**EXERCISE 1:** Show every line of the entries that contains the string "series", treating uppercase and lowercase as different.

**EXTRACT TO READ:**
----
The kata-agent can do "anything" because it is in the TCB (Trusted Compute Base) inside the VM. All trusted components need to run in the VM so having the drivers on the host is a no-go and BTW we had this model with Google many years ago and proved to be very problematic in so many ways. I would highly discourage going this way since this breaks a lot of use-cases.

Can GPUs from other vendors use existing CDI-related tools to generate CDI configs ?

In the NVIDA case the device-plugin creates the VFIO CDI specs. This is simple enough so I would assume that a Intel or AMD device-plugin does the same, this will integrated into DRA see e.g.: https://github.com/NVIDIA/k8s-dra-driver

Meta-information can also be supplied by DP and DRA plugin but this is vendor dependent. We can add some logic to kata-ctl for generating VFIO CDI specs but I assume that each vendor will have it's own CDI spec generation tool.

If NVDIA GPU drivers are not installed on host, can we use cdi-related tools to generate CDI configs?

Yes, the nvidia-rootfs will generate the CDI specs during driver load and initialization of the GPU, we need per vendor special commands to make it work properly (will link a PR soon here)

If CDI's meta data(or CDI spec annotations) can be mapped with OCI Spec annotations in containerd/CDI processing stage ?

containerd currently has no support for it, but you can read the CDI spec in the outer runtime and setup the VM accordingly the kata-agent does not need any additional meta information since the outer runtime sets up the VM and PCIe topology.

The https://github.com/kubernetes/enhancements/pull/4113 will introduce some changes to containerd that we're working on and we will consider meta information in this context. Will tag you on it.
----
**ENTRIES:**
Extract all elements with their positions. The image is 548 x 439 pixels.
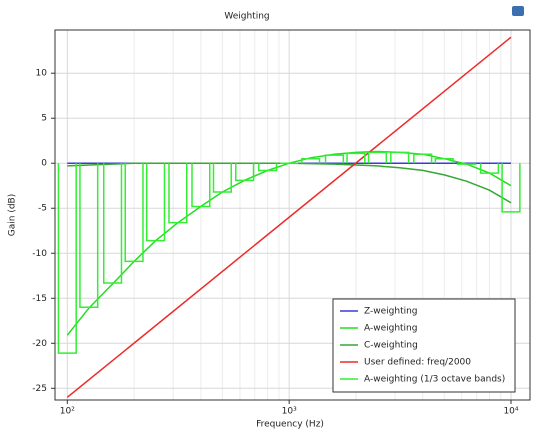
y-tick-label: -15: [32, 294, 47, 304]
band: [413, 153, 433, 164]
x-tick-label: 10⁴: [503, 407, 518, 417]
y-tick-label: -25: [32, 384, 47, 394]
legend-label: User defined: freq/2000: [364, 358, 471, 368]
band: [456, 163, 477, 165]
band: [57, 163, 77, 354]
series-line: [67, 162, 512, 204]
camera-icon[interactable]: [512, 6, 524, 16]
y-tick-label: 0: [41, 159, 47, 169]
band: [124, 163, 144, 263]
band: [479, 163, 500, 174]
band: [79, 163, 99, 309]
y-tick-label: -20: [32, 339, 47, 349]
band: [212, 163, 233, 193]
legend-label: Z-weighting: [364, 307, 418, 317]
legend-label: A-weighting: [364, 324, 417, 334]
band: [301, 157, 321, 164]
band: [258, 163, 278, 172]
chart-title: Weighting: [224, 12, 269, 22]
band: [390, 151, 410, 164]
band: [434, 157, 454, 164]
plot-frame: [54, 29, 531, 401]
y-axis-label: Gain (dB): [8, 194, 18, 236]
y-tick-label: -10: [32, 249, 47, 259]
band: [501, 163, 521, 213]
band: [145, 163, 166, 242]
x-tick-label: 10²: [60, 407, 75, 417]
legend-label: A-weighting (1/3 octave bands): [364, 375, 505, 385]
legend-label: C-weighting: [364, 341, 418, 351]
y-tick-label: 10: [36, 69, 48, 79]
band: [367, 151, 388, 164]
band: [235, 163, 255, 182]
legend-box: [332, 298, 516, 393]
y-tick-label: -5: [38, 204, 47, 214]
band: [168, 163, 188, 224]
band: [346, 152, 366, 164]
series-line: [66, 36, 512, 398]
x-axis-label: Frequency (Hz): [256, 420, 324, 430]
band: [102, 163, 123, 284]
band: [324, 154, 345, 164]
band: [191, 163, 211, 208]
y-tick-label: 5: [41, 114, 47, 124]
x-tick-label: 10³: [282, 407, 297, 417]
----
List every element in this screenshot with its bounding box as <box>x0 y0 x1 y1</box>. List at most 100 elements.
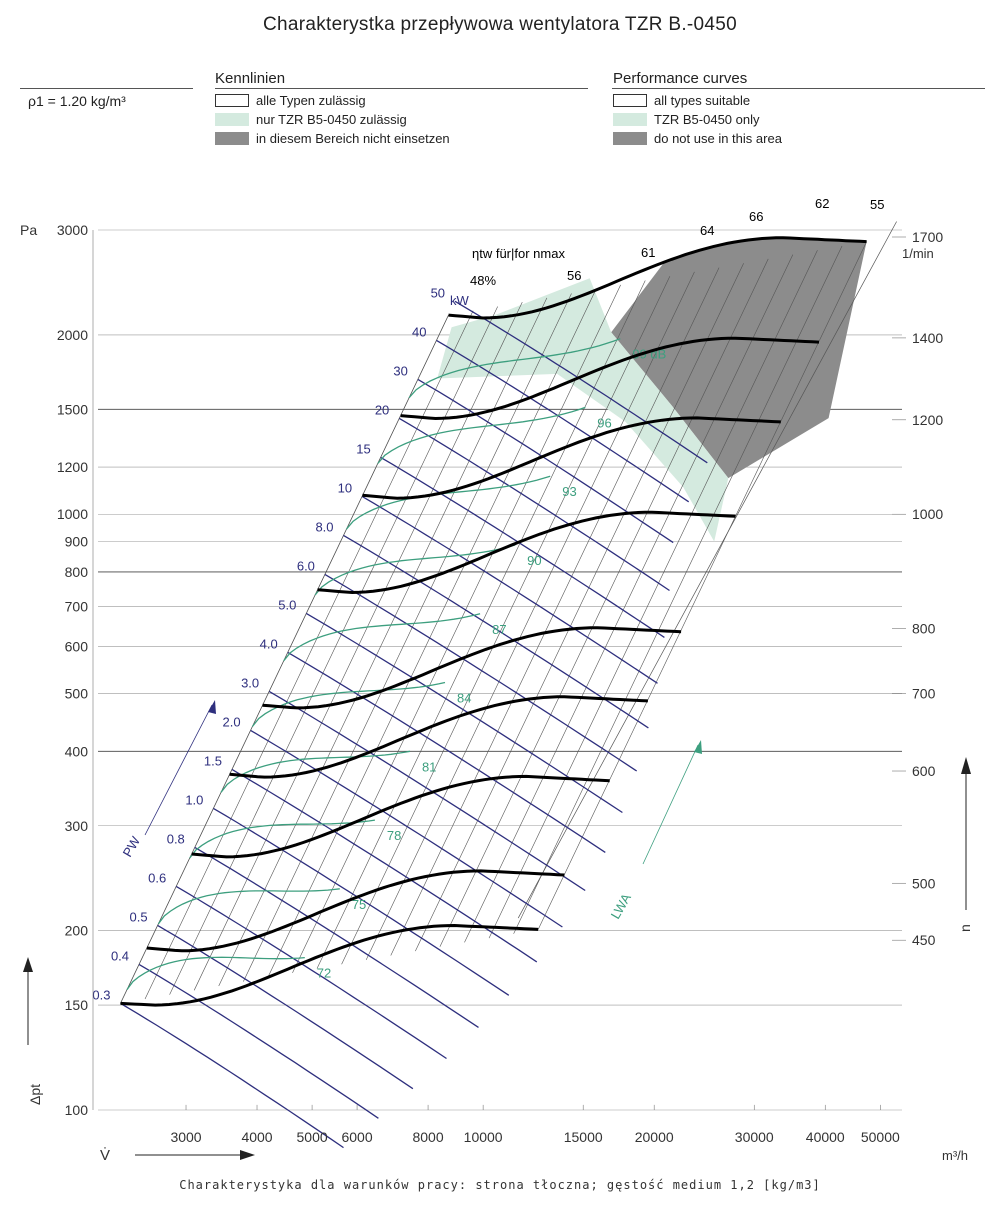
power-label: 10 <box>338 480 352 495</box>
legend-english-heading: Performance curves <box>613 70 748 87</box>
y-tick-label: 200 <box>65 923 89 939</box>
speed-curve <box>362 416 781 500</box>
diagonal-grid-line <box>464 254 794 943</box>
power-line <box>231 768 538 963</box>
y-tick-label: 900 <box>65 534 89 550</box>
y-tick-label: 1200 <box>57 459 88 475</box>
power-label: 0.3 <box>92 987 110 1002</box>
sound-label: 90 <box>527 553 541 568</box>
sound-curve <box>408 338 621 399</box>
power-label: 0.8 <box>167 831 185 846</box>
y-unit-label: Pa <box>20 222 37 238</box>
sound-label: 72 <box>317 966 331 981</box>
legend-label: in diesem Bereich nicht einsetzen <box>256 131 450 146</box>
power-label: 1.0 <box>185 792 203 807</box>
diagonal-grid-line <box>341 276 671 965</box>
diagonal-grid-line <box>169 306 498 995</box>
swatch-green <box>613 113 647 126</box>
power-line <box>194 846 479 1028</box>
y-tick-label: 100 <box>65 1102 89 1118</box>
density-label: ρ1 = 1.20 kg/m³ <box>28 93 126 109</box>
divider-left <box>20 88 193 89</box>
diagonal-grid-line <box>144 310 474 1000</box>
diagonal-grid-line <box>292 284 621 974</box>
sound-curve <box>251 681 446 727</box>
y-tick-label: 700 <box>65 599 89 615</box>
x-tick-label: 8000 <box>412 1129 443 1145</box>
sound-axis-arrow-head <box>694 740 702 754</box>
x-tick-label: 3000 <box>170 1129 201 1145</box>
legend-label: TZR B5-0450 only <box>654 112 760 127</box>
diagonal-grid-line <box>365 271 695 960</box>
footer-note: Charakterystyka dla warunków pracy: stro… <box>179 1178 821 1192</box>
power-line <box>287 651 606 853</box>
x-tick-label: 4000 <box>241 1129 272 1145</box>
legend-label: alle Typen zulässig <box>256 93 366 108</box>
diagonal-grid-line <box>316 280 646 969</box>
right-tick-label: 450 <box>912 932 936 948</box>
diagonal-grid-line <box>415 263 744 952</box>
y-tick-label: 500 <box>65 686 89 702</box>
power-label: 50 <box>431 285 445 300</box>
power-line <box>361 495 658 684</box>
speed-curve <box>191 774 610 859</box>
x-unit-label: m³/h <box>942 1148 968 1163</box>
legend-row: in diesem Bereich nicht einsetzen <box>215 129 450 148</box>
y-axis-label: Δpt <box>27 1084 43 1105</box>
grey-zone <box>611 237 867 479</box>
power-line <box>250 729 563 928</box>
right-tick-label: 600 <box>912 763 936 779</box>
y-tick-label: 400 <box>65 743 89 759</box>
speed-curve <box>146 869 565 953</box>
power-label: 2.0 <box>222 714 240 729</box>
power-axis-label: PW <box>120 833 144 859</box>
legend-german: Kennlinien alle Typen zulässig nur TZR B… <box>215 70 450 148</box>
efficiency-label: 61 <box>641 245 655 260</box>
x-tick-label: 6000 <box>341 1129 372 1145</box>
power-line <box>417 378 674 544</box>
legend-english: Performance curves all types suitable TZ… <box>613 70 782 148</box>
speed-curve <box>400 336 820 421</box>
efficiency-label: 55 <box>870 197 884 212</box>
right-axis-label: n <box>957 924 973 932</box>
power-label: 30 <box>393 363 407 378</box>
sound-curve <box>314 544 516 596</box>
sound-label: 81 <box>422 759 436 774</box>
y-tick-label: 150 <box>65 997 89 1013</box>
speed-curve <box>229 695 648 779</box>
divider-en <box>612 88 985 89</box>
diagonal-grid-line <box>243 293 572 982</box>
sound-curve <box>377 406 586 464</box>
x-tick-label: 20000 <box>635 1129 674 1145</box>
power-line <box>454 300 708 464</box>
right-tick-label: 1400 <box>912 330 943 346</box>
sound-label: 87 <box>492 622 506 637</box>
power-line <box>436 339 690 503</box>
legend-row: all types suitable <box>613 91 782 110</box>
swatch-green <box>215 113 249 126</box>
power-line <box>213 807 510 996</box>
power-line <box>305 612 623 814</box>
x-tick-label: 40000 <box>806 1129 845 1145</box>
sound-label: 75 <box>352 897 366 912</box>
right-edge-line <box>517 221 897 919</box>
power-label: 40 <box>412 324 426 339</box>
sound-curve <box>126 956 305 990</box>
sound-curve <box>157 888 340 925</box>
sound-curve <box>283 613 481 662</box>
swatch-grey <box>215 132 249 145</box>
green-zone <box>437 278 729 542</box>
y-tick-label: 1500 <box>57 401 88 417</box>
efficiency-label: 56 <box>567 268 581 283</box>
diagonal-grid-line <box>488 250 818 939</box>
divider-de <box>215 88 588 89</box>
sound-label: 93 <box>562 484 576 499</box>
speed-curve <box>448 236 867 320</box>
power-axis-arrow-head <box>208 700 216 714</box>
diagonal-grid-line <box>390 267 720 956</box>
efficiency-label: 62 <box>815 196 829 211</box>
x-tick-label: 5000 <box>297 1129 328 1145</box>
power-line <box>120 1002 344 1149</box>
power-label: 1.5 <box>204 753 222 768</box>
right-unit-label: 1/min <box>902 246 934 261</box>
----
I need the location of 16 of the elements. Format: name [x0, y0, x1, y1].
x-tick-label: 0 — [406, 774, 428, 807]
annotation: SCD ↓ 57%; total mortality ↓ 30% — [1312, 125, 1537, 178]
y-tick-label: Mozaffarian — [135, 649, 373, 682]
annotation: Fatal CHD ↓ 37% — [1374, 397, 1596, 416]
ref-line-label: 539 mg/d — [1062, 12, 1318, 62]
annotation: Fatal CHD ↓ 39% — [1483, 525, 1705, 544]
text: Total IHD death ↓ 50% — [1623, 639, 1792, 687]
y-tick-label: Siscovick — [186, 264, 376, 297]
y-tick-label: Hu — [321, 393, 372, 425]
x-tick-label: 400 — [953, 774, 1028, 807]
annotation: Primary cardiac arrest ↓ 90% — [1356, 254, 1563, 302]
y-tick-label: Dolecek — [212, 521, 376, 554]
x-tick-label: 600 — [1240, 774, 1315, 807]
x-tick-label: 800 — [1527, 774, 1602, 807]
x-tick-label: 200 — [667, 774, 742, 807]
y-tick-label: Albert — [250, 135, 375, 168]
----
**EXERCISE 2:** In the forum excerpt on GPUs and CDI, what creates the VFIO CDI specs in the NVIDIA case?

**RESPONSE 1:**
series-line: [67, 162, 512, 204]
series-line: [66, 36, 512, 398]

**RESPONSE 2:** The device-plugin.